§ **Work required**:
Could every line of the data be printed exactly as it reads?
═════ Input rows
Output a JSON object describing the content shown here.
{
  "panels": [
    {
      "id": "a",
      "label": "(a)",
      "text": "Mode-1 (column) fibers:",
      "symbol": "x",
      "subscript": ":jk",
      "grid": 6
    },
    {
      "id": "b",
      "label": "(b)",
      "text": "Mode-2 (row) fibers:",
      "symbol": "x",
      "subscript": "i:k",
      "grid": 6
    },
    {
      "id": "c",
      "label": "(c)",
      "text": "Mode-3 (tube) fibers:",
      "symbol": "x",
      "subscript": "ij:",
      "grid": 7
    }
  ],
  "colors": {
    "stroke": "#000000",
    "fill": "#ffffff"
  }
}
══════════
§ **Answer in full**:
Output a JSON object describing the content shown here.
{
  "panels": [
    {
      "id": "a",
      "label": "(a)",
      "text": "Mode-1 (column) fibers:",
      "symbol": "x",
      "subscript": ":jk",
      "grid": 6
    },
    {
      "id": "b",
      "label": "(b)",
      "text": "Mode-2 (row) fibers:",
      "symbol": "x",
      "subscript": "i:k",
      "grid": 6
    },
    {
      "id": "c",
      "label": "(c)",
      "text": "Mode-3 (tube) fibers:",
      "symbol": "x",
      "subscript": "ij:",
      "grid": 7
    }
  ],
  "colors": {
    "stroke": "#000000",
    "fill": "#ffffff"
  }
}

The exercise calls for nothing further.